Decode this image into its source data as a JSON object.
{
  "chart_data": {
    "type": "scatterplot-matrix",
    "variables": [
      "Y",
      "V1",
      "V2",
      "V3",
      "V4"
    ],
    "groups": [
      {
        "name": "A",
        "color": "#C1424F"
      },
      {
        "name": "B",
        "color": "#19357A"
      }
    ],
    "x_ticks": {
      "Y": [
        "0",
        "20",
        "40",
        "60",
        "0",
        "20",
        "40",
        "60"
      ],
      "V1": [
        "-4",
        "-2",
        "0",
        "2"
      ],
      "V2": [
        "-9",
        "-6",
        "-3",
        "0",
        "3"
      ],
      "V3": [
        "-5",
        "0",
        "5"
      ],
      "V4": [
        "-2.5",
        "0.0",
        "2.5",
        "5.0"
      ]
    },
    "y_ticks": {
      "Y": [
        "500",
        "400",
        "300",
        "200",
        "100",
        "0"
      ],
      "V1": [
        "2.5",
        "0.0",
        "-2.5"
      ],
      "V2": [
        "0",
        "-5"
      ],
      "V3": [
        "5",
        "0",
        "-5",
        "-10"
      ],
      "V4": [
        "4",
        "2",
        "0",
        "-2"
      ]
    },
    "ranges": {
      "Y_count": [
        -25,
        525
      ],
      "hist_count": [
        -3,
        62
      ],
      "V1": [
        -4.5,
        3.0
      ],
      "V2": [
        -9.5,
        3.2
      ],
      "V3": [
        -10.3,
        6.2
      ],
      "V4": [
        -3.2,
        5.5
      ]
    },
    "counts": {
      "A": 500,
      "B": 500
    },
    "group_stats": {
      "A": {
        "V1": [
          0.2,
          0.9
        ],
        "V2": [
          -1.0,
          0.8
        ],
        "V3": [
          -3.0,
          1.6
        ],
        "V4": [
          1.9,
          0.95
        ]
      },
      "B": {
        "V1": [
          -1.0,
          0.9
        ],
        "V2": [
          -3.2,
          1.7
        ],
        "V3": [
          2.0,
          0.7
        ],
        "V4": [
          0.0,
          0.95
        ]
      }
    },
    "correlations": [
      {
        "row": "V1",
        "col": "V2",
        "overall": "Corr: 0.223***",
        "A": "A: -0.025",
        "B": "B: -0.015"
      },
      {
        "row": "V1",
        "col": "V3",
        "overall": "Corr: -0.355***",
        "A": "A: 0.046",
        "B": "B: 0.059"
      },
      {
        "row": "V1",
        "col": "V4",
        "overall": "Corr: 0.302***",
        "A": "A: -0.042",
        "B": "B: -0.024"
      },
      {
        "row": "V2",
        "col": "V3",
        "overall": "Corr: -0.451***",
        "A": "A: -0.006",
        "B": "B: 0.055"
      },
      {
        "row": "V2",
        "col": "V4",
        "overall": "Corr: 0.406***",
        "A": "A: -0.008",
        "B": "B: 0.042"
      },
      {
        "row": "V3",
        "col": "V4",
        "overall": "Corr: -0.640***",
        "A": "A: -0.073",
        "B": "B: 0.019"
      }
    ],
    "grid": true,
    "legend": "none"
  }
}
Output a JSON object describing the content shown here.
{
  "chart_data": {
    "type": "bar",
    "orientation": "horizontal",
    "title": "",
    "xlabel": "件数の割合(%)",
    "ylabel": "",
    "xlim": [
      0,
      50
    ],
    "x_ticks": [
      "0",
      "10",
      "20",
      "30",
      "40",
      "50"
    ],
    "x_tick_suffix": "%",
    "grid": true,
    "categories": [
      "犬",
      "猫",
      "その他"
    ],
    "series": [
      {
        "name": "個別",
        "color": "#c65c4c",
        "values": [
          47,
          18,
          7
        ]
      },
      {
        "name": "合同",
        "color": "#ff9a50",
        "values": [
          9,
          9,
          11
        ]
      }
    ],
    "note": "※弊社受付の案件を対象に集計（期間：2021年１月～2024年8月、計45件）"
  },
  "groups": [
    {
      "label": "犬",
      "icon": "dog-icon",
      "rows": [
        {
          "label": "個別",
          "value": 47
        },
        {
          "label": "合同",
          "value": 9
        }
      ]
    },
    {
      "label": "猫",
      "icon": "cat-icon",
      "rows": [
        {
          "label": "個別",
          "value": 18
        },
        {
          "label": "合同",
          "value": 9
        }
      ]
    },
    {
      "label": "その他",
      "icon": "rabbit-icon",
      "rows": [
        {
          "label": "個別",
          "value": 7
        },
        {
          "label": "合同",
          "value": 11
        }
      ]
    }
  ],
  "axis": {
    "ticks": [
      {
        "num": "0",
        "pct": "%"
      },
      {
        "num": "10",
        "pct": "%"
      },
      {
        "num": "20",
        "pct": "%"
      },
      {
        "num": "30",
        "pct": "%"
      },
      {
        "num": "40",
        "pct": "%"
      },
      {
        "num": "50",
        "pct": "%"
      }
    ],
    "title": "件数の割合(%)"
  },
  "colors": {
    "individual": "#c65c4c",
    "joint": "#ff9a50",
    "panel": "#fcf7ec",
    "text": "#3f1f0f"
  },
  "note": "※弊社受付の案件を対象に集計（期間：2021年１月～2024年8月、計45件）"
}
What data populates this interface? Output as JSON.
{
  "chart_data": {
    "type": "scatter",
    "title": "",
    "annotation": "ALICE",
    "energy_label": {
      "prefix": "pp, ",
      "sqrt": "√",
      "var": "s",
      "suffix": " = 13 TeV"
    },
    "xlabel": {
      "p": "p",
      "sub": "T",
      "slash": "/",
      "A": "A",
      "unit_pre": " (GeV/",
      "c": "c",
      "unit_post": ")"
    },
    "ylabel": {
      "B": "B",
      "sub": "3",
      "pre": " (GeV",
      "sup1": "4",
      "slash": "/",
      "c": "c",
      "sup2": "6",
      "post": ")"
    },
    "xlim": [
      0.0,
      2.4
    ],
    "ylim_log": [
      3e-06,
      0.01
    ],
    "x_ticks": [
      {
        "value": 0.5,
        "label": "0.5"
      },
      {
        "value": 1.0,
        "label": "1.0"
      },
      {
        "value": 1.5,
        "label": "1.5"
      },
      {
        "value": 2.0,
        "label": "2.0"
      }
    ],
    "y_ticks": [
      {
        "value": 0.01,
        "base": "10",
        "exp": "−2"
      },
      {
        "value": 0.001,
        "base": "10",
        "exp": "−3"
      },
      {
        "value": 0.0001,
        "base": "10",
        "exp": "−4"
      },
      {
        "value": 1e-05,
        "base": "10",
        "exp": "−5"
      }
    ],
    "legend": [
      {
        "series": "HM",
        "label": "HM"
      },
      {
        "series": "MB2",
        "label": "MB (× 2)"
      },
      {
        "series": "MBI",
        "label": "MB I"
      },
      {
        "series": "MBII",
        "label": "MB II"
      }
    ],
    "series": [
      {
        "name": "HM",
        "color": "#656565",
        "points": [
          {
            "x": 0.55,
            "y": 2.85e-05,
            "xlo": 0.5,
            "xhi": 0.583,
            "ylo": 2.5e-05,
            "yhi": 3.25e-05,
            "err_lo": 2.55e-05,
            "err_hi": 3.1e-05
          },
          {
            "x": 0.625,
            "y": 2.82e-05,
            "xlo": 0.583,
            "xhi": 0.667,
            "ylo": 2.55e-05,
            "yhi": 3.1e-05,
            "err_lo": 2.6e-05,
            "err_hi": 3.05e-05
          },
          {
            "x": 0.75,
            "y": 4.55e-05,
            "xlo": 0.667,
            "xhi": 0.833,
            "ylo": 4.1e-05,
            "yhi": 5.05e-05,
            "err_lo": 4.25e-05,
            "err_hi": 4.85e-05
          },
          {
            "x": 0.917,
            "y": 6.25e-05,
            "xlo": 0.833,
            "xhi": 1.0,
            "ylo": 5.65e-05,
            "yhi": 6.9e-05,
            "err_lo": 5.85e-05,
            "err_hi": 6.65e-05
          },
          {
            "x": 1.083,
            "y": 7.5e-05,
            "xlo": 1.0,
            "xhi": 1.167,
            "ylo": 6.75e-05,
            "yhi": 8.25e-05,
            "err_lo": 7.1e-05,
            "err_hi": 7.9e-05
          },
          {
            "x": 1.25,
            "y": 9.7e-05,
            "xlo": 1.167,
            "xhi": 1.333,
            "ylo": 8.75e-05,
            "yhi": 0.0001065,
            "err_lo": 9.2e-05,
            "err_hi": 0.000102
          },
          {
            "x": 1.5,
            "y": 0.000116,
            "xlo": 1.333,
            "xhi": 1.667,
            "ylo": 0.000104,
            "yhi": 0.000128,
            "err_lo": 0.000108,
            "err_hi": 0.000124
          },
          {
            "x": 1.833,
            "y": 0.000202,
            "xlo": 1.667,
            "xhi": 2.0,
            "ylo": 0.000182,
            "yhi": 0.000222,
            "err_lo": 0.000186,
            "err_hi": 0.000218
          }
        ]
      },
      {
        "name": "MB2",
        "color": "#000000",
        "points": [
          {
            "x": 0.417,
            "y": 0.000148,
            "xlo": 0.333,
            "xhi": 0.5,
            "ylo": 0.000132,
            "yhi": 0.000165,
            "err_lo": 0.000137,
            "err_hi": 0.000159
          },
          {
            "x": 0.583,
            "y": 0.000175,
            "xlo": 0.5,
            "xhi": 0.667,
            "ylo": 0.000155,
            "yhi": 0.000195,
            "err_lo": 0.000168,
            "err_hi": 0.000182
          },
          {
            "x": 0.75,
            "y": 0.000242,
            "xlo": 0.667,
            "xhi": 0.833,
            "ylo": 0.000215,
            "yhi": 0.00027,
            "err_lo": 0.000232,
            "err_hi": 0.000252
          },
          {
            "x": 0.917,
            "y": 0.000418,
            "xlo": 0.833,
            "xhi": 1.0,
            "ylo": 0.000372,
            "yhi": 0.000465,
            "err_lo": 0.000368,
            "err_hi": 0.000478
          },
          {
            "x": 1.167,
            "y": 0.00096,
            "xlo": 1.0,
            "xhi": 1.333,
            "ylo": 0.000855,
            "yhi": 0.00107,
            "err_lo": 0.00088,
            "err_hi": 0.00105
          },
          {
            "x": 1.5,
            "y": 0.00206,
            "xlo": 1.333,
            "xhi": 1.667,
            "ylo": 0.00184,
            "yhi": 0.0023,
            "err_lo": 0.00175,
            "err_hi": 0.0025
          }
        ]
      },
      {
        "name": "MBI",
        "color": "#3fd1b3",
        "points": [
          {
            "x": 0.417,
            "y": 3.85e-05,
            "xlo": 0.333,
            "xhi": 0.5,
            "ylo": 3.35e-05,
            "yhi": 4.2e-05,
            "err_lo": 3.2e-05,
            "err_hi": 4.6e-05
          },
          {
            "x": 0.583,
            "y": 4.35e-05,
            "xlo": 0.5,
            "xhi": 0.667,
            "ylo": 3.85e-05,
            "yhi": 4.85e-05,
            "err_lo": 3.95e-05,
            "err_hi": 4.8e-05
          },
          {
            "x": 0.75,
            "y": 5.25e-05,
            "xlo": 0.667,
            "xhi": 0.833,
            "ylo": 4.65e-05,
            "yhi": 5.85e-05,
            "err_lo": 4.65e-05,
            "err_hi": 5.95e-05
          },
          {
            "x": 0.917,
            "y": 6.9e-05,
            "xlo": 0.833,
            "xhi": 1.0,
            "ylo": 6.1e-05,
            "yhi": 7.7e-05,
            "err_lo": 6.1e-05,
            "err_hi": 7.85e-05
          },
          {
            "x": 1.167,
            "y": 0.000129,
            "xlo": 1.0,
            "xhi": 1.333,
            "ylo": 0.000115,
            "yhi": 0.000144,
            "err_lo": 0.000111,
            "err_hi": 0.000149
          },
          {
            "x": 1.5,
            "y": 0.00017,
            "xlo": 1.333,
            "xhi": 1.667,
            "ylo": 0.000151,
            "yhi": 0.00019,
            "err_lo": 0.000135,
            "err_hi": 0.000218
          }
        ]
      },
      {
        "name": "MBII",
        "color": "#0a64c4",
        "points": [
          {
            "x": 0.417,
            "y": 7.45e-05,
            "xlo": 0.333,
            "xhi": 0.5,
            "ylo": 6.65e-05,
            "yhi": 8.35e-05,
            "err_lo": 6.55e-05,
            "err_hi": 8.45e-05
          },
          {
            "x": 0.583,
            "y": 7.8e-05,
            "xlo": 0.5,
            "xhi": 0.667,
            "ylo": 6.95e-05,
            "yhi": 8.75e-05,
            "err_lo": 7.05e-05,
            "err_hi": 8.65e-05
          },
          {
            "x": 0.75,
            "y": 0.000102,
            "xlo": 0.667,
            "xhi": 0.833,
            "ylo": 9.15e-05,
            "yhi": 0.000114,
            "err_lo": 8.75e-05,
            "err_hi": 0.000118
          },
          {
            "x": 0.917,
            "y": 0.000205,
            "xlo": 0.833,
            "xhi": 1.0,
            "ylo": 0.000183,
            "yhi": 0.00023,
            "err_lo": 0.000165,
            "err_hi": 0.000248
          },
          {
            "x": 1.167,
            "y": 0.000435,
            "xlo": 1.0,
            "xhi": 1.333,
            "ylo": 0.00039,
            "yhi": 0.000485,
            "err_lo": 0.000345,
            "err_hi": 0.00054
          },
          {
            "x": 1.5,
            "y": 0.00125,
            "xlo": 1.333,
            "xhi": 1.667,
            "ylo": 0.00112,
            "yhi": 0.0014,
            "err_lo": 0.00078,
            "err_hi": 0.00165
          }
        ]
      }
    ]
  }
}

------------------------------------------------------------

▸ WHAT YOU WILL DO
Using the listing above, list every line in which the string "Output" occurs.

▸ ANSWER BELOW
Output a JSON object describing the content shown here.
What data populates this interface? Output as JSON.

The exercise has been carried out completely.